- _Document_
# IR .tcl on a 7.2 Tivo?



## sireone (Dec 30, 2004)

WHat is the easiest way for my to add .tcl files for my Pansant/Coolsat/Viewsat satelite receiver thats running 7.2?


----------



## tivosohn (Apr 23, 2003)

sireone said:


> WHat is the easiest way for my to add .tcl files for my Pansant/Coolsat/Viewsat satelite receiver thats running 7.2?


I don't believe there's one.


----------



## Diana Collins (Aug 21, 2002)

What model TiVo? If it is a 54XXX model then you can't hack the receiver at all (except for drive upgrades) without changing a surface mounted chip on the motherboard.

If it is an earlier model, then you need hack the OS to allow you to install your own files. Start with a search for "killhdinitrd" and follow the path from there.


----------



## classicsat (Feb 18, 2004)

You don't need to, as TiVo doesn't support services those receivers receive.


----------



## jessmacin (Jan 2, 2006)

Dan Collins said:


> What model TiVo? If it is a 54XXX model then you can't hack the receiver at all (except for drive upgrades) without changing a surface mounted chip on the motherboard.
> 
> If it is an earlier model, then you need hack the OS to allow you to install your own files. Start with a search for "killhdinitrd" and follow the path from there.


hello,

I seemed to have found my way on to another site through that search. how detailed is the process to add a new ir blaster code? i am a novice, what would a friend need to be able to do to help me?

thanks!
jessemacin


----------



## classicsat (Feb 18, 2004)

Get and echostar receiver to receive that service.


----------

- _Material supplied_

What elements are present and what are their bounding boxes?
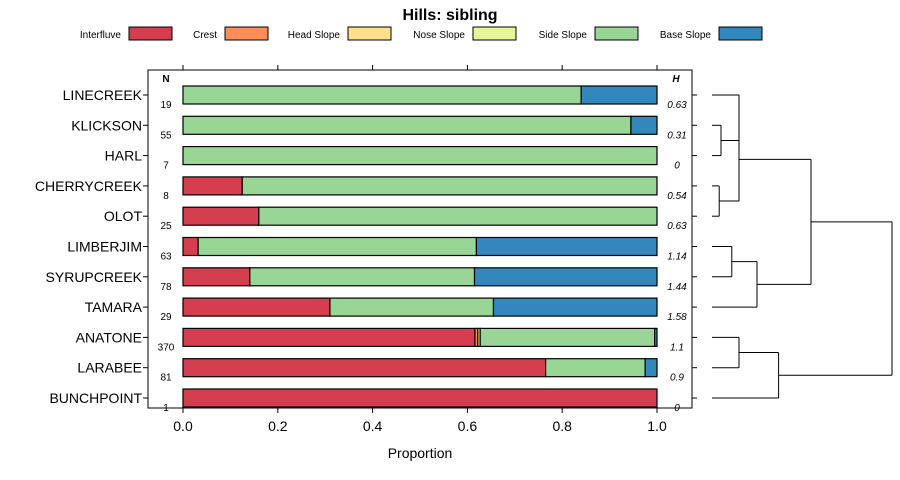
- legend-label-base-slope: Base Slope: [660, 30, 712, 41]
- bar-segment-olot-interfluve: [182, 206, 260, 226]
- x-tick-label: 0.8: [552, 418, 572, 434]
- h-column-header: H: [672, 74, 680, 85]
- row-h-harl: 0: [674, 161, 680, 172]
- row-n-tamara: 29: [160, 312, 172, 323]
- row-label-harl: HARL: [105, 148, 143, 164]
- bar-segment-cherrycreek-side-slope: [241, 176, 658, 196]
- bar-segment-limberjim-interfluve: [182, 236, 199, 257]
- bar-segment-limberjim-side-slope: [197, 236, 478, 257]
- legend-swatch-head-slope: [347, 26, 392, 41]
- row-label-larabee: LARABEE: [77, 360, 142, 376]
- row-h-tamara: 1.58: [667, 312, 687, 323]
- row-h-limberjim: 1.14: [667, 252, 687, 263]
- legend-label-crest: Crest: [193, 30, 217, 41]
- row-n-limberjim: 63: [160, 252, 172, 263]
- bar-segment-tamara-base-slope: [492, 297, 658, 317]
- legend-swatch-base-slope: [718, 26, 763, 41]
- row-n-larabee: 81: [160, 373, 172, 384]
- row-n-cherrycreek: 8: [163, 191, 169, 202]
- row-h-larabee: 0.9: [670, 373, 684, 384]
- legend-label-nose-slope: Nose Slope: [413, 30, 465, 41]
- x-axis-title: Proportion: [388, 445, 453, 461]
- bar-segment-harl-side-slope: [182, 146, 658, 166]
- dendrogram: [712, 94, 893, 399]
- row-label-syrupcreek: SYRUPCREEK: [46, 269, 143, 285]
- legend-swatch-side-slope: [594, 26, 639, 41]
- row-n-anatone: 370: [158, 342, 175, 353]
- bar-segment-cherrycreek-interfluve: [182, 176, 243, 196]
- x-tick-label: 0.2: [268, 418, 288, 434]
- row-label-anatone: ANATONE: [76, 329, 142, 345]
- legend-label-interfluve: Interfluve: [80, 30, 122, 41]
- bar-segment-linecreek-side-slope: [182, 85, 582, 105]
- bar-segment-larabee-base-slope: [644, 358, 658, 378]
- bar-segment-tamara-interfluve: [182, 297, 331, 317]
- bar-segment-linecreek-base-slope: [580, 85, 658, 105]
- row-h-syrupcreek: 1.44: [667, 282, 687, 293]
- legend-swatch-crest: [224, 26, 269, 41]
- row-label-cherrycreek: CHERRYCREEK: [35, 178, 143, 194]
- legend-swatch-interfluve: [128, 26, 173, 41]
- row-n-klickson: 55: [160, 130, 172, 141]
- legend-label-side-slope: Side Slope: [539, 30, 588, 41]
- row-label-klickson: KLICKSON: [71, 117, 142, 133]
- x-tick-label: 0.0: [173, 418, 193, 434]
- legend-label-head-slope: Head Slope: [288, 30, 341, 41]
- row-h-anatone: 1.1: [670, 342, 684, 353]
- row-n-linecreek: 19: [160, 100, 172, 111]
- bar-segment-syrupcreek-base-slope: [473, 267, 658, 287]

- _Required actions_
A - Summarize the TiVo forum thread in two sentences.
B - Please retype the TiVo forum thread starting at "I seemed to" and ending at "receive that service.".

- _The replies_
A - A user asks for the easiest way to add .tcl files for a satellite receiver on a TiVo running 7.2, and one reply doubts there is one. Others say a 54XXX model can't be hacked beyond drive upgrades without changing a surface mounted chip, while an earlier model needs an OS hack that starts with a search for "killhdinitrd", and one advises getting an Echostar receiver since TiVo doesn't support the services those receivers receive.

B -
I seemed to have found my way on to another site through that search. how detailed is the process to add a new ir blaster code? i am a novice, what would a friend need to be able to do to help me?

thanks!
jessemacin


----------



## classicsat (Feb 18, 2004)

Get and echostar receiver to receive that service.